-- Material for this exercise --
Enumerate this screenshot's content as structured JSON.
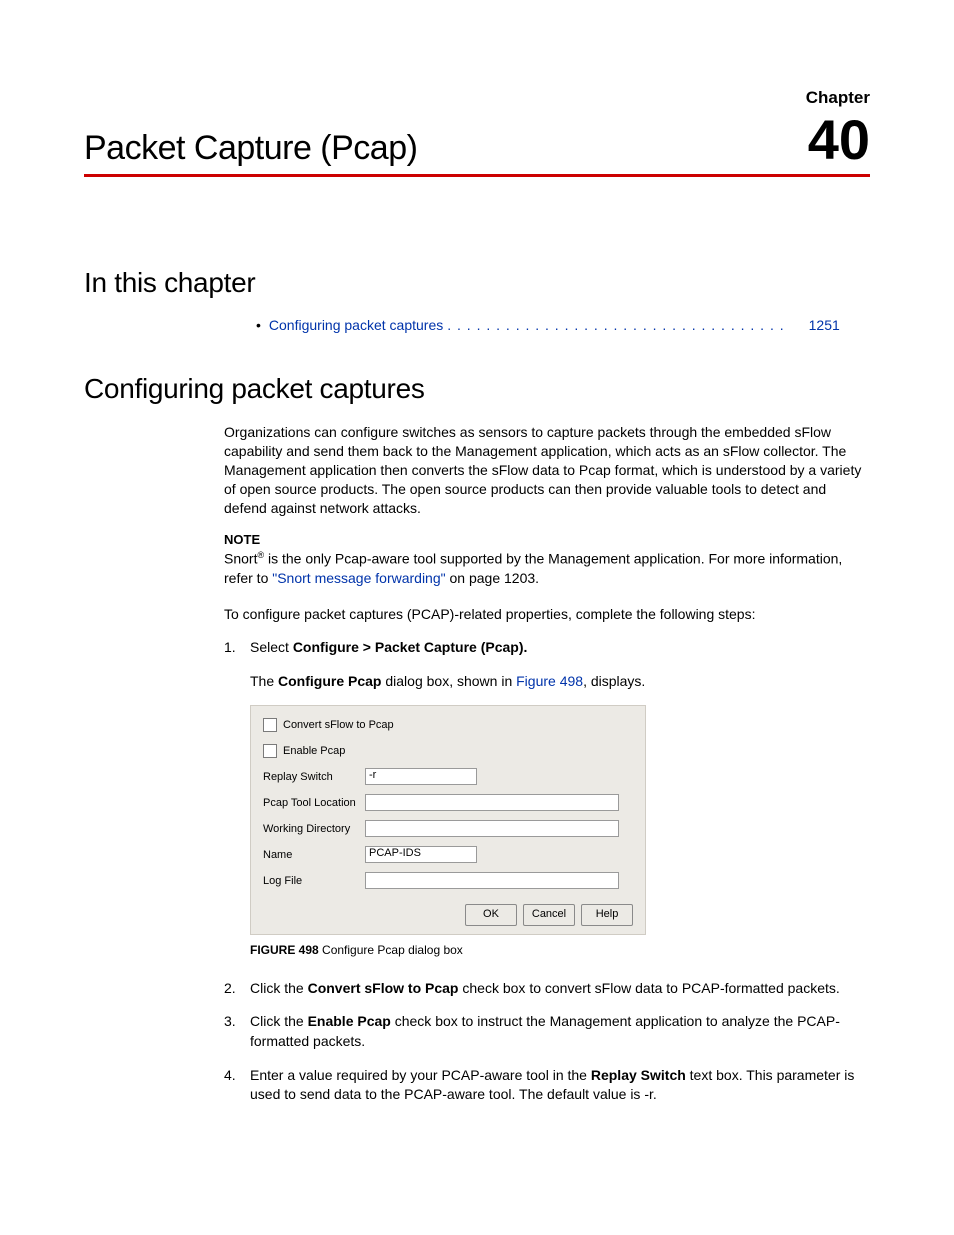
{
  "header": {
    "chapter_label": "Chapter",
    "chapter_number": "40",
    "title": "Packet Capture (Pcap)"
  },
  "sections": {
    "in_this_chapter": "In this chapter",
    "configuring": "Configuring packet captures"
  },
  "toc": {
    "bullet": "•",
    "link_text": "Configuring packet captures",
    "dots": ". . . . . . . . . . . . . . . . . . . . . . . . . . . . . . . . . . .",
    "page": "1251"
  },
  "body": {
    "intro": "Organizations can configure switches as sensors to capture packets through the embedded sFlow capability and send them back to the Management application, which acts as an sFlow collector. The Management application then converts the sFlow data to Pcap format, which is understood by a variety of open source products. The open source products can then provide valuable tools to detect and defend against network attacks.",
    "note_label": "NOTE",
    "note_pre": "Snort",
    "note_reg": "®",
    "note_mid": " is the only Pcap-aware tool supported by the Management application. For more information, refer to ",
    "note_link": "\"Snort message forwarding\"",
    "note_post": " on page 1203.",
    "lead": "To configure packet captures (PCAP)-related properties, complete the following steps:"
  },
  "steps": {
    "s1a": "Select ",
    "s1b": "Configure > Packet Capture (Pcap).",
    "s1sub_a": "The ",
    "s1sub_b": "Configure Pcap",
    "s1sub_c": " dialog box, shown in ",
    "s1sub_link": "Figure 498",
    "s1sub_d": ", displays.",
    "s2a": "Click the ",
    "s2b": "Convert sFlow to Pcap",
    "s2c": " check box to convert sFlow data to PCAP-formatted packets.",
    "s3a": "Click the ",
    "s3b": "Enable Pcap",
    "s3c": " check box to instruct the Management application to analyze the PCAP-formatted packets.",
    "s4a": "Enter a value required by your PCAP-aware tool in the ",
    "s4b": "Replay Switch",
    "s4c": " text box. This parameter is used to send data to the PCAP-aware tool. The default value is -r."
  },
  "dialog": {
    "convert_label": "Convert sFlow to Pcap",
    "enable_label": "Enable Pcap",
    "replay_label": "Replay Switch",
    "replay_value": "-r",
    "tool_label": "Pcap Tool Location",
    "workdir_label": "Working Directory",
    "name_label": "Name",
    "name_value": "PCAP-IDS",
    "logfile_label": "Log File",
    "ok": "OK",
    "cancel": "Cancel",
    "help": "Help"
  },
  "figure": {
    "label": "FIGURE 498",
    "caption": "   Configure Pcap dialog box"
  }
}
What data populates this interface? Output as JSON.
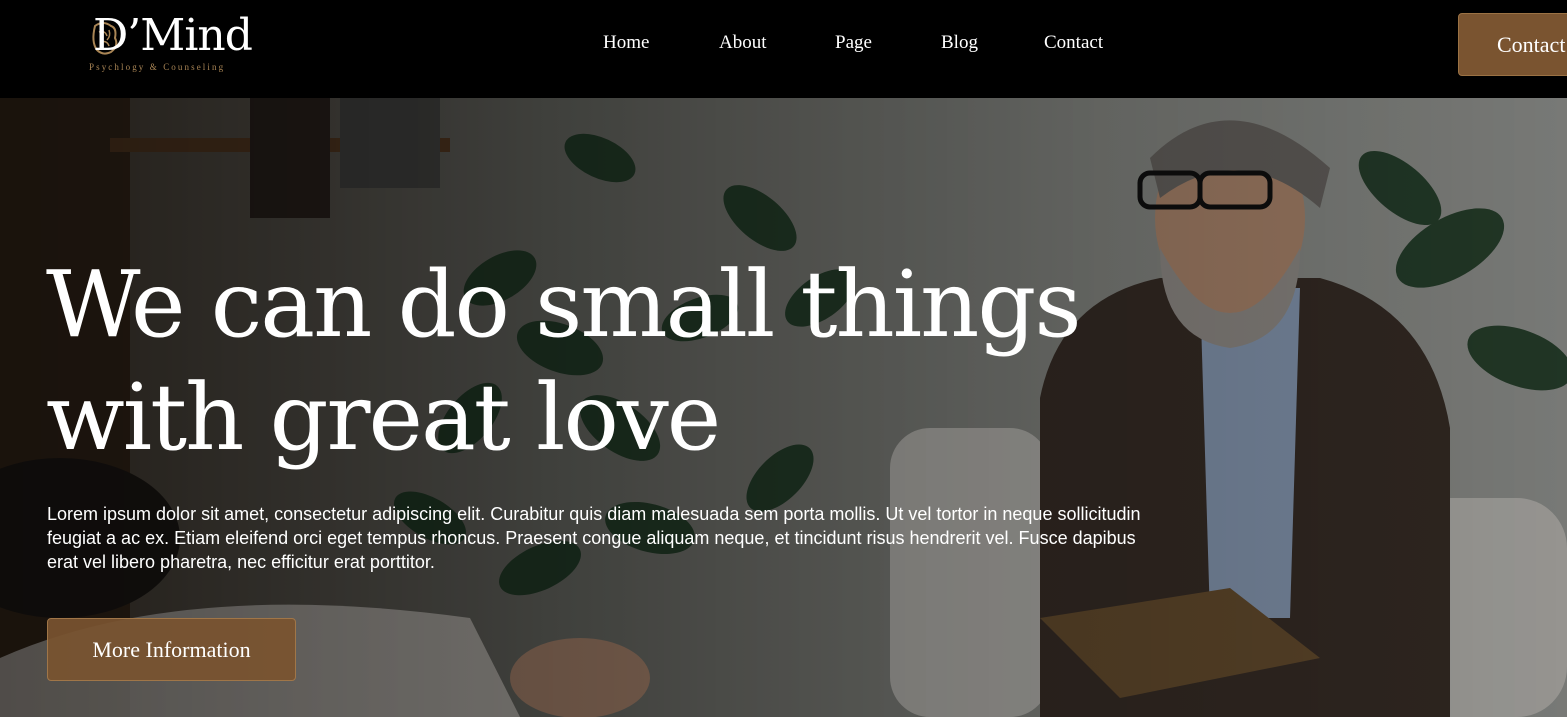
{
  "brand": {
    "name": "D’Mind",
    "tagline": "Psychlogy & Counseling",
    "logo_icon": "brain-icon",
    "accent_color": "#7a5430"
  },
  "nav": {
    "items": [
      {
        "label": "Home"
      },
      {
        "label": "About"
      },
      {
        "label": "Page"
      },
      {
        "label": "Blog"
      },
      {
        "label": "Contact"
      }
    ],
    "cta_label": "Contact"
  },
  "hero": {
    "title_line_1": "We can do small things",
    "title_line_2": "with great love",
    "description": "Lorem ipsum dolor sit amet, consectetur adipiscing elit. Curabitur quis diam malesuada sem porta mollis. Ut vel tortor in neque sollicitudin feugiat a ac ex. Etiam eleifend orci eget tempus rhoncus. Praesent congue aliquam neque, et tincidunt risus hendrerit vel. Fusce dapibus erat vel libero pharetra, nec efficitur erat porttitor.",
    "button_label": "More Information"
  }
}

-- Exercise objective --
Using the data above, print every line exactly, omitting pictures.

-- Answer to the exercise --
Enumerate this screenshot's content as structured JSON.
{
  "header": {
    "chapter_label": "Chapter",
    "chapter_number": "40",
    "title": "Packet Capture (Pcap)"
  },
  "sections": {
    "in_this_chapter": "In this chapter",
    "configuring": "Configuring packet captures"
  },
  "toc": {
    "bullet": "•",
    "link_text": "Configuring packet captures",
    "dots": ". . . . . . . . . . . . . . . . . . . . . . . . . . . . . . . . . . .",
    "page": "1251"
  },
  "body": {
    "intro": "Organizations can configure switches as sensors to capture packets through the embedded sFlow capability and send them back to the Management application, which acts as an sFlow collector. The Management application then converts the sFlow data to Pcap format, which is understood by a variety of open source products. The open source products can then provide valuable tools to detect and defend against network attacks.",
    "note_label": "NOTE",
    "note_pre": "Snort",
    "note_reg": "®",
    "note_mid": " is the only Pcap-aware tool supported by the Management application. For more information, refer to ",
    "note_link": "\"Snort message forwarding\"",
    "note_post": " on page 1203.",
    "lead": "To configure packet captures (PCAP)-related properties, complete the following steps:"
  },
  "steps": {
    "s1a": "Select ",
    "s1b": "Configure > Packet Capture (Pcap).",
    "s1sub_a": "The ",
    "s1sub_b": "Configure Pcap",
    "s1sub_c": " dialog box, shown in ",
    "s1sub_link": "Figure 498",
    "s1sub_d": ", displays.",
    "s2a": "Click the ",
    "s2b": "Convert sFlow to Pcap",
    "s2c": " check box to convert sFlow data to PCAP-formatted packets.",
    "s3a": "Click the ",
    "s3b": "Enable Pcap",
    "s3c": " check box to instruct the Management application to analyze the PCAP-formatted packets.",
    "s4a": "Enter a value required by your PCAP-aware tool in the ",
    "s4b": "Replay Switch",
    "s4c": " text box. This parameter is used to send data to the PCAP-aware tool. The default value is -r."
  },
  "dialog": {
    "convert_label": "Convert sFlow to Pcap",
    "enable_label": "Enable Pcap",
    "replay_label": "Replay Switch",
    "replay_value": "-r",
    "tool_label": "Pcap Tool Location",
    "workdir_label": "Working Directory",
    "name_label": "Name",
    "name_value": "PCAP-IDS",
    "logfile_label": "Log File",
    "ok": "OK",
    "cancel": "Cancel",
    "help": "Help"
  },
  "figure": {
    "label": "FIGURE 498",
    "caption": "   Configure Pcap dialog box"
  }
}
What data populates this interface? Output as JSON.
{
  "brand": {
    "name": "D’Mind",
    "tagline": "Psychlogy & Counseling",
    "logo_icon": "brain-icon",
    "accent_color": "#7a5430"
  },
  "nav": {
    "items": [
      {
        "label": "Home"
      },
      {
        "label": "About"
      },
      {
        "label": "Page"
      },
      {
        "label": "Blog"
      },
      {
        "label": "Contact"
      }
    ],
    "cta_label": "Contact"
  },
  "hero": {
    "title_line_1": "We can do small things",
    "title_line_2": "with great love",
    "description": "Lorem ipsum dolor sit amet, consectetur adipiscing elit. Curabitur quis diam malesuada sem porta mollis. Ut vel tortor in neque sollicitudin feugiat a ac ex. Etiam eleifend orci eget tempus rhoncus. Praesent congue aliquam neque, et tincidunt risus hendrerit vel. Fusce dapibus erat vel libero pharetra, nec efficitur erat porttitor.",
    "button_label": "More Information"
  }
}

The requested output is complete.